What to do: From the listing below, pick out each line with the word "Varying".

- - -

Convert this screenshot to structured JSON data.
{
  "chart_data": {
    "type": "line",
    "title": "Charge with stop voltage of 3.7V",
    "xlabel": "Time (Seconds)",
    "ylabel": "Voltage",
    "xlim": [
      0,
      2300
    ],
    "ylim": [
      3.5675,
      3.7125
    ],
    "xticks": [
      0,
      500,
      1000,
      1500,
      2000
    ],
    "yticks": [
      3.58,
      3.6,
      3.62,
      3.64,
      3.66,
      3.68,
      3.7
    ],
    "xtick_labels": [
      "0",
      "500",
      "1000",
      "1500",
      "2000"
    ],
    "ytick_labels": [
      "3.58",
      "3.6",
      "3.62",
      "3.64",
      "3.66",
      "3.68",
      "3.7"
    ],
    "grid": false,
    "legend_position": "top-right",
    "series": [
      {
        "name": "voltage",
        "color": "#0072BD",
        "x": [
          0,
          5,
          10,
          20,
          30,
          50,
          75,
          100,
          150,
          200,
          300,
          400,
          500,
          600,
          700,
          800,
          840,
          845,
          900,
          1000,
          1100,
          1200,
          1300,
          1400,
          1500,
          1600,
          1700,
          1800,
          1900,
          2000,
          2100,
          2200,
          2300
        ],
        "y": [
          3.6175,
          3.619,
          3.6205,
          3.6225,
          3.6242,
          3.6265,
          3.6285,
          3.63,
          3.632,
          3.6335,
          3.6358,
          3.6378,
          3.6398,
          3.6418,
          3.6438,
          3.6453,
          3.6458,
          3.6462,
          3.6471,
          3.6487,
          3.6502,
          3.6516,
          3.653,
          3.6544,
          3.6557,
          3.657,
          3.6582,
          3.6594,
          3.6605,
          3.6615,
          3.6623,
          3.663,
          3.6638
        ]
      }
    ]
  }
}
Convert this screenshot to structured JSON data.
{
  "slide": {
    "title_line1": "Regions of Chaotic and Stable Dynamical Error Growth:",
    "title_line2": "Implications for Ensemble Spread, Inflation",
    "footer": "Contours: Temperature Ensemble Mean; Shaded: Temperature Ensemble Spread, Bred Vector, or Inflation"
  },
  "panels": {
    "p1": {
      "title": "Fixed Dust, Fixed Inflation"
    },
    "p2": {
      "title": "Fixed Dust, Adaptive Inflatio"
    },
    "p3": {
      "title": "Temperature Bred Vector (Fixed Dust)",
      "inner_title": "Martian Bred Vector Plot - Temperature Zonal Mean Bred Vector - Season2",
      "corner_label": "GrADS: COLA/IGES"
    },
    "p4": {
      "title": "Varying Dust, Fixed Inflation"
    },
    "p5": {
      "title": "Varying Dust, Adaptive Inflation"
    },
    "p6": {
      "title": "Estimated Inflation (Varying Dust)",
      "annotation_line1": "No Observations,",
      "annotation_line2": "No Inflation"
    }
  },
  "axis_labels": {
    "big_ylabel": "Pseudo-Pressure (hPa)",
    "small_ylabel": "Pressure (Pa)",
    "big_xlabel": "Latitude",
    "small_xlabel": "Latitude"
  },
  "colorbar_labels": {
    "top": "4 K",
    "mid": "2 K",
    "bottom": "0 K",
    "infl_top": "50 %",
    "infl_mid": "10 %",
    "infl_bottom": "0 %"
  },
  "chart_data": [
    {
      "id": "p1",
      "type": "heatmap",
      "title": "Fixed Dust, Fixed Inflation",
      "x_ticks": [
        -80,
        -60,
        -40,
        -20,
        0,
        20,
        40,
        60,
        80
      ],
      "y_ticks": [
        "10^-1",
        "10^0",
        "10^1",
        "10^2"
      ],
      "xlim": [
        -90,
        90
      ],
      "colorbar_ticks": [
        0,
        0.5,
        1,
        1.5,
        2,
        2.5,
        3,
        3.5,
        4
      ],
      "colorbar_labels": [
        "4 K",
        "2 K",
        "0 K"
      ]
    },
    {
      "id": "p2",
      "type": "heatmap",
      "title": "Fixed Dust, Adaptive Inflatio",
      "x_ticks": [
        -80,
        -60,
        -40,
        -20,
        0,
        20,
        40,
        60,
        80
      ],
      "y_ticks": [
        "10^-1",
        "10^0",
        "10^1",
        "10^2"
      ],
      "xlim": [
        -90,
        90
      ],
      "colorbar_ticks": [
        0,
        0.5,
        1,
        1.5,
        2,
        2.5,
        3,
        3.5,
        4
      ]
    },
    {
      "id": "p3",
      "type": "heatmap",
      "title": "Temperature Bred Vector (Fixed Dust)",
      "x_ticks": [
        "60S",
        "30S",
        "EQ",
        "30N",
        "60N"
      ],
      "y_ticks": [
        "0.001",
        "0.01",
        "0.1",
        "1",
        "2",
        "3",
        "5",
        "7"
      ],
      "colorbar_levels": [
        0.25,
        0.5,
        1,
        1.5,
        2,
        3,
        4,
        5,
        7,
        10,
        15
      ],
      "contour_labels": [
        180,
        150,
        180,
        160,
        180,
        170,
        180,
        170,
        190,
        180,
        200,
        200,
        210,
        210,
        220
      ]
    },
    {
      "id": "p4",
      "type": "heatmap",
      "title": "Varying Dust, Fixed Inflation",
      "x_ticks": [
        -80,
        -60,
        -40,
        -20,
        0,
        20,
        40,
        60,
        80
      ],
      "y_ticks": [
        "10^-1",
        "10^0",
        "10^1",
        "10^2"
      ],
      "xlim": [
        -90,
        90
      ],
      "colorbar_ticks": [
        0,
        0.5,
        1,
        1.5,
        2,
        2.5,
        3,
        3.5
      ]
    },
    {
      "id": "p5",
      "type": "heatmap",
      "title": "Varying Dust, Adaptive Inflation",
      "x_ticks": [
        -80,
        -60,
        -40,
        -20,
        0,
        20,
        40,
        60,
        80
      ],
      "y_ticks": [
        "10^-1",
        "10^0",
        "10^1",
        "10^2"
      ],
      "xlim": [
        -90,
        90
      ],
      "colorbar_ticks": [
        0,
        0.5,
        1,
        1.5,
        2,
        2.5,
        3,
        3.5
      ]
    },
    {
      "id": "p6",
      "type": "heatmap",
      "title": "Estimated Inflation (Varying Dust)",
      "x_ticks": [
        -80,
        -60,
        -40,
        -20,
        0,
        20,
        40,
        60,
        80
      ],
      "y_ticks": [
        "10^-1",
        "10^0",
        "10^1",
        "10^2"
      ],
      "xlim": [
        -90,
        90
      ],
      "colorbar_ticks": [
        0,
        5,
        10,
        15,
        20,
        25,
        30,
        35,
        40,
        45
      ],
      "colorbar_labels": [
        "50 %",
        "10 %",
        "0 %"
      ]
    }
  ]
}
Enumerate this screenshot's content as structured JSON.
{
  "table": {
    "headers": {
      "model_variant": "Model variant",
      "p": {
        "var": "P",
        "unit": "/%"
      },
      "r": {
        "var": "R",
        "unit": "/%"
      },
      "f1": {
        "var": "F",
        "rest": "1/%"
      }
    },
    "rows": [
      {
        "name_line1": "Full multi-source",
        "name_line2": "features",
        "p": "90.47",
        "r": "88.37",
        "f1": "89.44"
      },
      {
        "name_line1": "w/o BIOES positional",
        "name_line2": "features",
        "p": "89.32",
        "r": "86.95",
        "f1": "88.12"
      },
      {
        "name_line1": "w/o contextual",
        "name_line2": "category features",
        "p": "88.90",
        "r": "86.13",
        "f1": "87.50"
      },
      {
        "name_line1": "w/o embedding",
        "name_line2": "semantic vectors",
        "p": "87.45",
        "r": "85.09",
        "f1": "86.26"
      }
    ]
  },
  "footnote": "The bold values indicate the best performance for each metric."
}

- - -

Exercise output:
      "title": "Varying Dust, Fixed Inflation"
      "title": "Varying Dust, Adaptive Inflation"
      "title": "Estimated Inflation (Varying Dust)",
      "title": "Varying Dust, Fixed Inflation",
      "title": "Varying Dust, Adaptive Inflation",
      "title": "Estimated Inflation (Varying Dust)",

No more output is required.